** START Provided material **

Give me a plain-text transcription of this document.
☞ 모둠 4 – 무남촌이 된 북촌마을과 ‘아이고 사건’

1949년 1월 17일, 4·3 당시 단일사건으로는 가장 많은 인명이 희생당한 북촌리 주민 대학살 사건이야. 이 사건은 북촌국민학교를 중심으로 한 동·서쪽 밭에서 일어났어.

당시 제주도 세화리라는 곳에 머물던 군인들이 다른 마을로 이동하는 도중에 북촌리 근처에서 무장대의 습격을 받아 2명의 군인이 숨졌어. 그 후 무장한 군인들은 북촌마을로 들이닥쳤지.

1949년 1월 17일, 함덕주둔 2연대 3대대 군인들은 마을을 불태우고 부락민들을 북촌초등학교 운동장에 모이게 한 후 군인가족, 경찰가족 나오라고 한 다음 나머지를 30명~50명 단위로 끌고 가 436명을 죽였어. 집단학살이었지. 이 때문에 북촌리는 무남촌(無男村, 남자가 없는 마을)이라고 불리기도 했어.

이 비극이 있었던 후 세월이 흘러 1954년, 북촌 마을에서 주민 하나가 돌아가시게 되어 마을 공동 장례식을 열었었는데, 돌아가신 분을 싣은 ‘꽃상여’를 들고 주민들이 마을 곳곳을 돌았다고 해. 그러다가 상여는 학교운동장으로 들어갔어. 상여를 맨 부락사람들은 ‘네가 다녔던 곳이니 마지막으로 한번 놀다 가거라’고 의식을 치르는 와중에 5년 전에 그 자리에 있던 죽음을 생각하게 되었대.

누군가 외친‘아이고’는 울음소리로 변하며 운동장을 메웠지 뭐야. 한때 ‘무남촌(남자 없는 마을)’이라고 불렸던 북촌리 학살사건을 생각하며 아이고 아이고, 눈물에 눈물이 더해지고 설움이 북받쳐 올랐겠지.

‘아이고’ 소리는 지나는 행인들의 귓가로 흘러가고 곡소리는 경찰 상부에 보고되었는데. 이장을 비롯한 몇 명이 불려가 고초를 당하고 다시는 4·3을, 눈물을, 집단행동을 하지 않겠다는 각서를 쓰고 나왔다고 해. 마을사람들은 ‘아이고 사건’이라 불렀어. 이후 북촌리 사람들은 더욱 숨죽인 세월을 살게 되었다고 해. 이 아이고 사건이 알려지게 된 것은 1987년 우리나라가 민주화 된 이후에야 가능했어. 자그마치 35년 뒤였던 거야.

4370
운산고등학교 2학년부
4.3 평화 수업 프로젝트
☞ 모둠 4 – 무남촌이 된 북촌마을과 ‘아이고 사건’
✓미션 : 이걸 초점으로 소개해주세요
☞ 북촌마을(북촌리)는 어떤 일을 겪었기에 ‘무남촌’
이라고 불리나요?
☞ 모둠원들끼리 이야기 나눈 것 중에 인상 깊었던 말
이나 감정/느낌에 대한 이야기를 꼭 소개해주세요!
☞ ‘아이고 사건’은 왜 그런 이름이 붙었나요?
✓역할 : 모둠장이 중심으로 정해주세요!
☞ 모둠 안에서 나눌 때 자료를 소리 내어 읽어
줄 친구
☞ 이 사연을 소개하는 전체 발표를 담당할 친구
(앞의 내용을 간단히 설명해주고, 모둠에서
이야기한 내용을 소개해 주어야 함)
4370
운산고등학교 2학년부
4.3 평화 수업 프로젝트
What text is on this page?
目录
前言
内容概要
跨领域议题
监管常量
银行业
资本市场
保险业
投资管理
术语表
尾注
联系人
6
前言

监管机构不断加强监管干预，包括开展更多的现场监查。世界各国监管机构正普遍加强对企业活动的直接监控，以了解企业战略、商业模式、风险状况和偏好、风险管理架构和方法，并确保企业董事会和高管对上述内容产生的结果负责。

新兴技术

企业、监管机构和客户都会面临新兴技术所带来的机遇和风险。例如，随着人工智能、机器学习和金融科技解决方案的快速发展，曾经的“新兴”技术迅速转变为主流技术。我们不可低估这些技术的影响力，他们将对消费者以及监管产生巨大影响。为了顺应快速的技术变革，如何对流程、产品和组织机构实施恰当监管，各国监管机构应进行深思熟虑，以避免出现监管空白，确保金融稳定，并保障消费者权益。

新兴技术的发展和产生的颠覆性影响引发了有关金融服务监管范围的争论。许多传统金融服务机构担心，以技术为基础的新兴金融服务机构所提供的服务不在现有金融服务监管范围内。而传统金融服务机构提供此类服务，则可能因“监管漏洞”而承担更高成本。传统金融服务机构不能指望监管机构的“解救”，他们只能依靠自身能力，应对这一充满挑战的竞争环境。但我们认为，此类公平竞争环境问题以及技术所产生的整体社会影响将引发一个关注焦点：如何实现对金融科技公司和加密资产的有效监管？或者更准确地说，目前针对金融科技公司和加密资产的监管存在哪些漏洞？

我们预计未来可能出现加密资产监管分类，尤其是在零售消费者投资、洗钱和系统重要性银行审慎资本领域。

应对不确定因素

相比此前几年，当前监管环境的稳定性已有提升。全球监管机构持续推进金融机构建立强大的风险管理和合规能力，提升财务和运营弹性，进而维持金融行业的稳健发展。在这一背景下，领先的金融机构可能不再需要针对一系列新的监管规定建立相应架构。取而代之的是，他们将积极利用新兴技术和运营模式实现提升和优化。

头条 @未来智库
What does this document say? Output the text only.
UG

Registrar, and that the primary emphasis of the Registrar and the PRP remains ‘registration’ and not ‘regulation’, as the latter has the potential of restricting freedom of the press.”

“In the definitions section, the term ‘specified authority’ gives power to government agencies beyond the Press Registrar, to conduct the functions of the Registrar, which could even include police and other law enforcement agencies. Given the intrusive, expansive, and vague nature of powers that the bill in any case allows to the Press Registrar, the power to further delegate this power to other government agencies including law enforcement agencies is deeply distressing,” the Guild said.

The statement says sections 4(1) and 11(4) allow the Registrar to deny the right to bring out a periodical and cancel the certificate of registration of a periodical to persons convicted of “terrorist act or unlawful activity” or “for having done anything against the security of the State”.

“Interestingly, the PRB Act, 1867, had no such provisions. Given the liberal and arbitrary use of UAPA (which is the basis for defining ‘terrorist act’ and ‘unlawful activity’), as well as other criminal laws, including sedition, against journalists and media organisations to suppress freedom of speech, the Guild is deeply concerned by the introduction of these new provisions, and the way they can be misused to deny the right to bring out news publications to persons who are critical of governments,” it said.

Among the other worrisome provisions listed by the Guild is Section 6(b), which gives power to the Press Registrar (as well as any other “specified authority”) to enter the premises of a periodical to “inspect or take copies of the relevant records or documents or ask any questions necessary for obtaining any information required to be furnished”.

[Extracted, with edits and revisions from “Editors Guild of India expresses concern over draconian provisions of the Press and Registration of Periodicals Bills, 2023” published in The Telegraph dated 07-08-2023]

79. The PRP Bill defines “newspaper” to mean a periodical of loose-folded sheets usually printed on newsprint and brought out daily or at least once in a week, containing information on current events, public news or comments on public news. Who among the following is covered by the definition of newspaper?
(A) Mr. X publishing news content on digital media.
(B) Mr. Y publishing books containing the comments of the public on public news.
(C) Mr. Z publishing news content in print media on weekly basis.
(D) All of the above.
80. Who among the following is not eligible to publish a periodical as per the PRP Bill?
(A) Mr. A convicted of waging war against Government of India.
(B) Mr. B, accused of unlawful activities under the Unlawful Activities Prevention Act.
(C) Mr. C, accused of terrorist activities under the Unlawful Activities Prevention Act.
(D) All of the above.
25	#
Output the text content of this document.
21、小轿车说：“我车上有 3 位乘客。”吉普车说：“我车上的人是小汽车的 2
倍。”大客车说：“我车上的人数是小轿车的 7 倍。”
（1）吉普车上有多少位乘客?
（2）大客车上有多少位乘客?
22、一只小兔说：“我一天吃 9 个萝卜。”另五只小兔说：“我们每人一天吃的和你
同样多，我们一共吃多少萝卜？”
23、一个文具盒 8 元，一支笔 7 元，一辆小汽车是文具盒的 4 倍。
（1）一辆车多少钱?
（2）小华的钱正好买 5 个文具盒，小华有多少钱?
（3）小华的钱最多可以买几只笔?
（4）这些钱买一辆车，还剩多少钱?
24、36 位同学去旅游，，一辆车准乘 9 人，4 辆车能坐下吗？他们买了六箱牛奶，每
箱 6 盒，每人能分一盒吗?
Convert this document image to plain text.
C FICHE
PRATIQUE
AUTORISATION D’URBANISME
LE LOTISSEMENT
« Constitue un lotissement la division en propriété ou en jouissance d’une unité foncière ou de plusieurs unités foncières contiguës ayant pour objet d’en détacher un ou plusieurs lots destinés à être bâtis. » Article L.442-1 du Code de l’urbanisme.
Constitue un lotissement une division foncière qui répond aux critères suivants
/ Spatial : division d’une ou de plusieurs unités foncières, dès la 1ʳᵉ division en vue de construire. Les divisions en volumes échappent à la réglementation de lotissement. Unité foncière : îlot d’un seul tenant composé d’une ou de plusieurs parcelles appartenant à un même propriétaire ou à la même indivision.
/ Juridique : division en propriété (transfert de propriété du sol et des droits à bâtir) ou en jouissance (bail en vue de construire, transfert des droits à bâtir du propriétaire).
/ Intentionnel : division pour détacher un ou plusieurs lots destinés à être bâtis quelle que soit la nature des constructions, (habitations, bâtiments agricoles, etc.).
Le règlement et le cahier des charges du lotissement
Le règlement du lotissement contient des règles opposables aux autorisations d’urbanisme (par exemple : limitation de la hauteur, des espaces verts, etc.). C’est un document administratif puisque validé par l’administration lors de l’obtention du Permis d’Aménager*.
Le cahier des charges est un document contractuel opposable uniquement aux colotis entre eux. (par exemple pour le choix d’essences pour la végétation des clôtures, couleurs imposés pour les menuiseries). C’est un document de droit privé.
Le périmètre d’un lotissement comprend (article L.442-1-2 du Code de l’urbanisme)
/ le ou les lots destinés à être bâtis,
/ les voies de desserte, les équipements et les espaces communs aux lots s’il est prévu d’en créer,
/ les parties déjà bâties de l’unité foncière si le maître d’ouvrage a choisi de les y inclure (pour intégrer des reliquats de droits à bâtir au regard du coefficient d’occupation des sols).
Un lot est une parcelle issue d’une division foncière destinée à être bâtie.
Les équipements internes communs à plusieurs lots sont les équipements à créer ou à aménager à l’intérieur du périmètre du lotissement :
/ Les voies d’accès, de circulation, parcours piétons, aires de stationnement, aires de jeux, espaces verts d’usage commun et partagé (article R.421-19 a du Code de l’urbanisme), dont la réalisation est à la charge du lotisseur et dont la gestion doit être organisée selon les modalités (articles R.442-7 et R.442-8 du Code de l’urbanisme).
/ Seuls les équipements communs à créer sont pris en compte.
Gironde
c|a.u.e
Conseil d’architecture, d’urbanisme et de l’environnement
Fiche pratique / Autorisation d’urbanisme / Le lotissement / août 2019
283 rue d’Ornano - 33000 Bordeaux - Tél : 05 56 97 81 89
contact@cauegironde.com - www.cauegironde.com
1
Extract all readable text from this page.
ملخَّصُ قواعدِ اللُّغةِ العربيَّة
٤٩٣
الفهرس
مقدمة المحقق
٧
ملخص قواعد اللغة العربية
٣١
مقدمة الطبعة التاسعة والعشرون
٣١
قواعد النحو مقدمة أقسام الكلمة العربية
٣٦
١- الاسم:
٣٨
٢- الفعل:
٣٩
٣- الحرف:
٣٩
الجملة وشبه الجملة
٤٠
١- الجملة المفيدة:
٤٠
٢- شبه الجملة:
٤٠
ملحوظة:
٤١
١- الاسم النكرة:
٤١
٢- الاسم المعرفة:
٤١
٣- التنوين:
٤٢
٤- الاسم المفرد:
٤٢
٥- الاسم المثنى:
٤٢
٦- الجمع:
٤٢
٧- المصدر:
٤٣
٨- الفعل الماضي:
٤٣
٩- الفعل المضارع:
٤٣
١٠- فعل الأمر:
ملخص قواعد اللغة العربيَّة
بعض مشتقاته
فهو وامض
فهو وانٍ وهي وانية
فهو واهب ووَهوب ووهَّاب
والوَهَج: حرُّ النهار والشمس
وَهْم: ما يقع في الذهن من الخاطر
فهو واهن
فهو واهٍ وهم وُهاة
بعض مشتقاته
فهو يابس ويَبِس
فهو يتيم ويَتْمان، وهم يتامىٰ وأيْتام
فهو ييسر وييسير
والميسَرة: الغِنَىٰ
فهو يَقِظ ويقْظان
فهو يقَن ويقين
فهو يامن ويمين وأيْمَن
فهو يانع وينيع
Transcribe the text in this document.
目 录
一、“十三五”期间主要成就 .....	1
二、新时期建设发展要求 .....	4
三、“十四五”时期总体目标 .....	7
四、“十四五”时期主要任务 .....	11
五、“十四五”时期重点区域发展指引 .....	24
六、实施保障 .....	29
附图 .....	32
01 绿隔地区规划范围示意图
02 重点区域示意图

** END Provided material **

| Given exercise |
Take the lines from the one containing "Transcribe the text in this document." to the last line of the material above and write them out exactly.

| Problem solution |
Transcribe the text in this document.
目 录
一、“十三五”期间主要成就 .....	1
二、新时期建设发展要求 .....	4
三、“十四五”时期总体目标 .....	7
四、“十四五”时期主要任务 .....	11
五、“十四五”时期重点区域发展指引 .....	24
六、实施保障 .....	29
附图 .....	32
01 绿隔地区规划范围示意图
02 重点区域示意图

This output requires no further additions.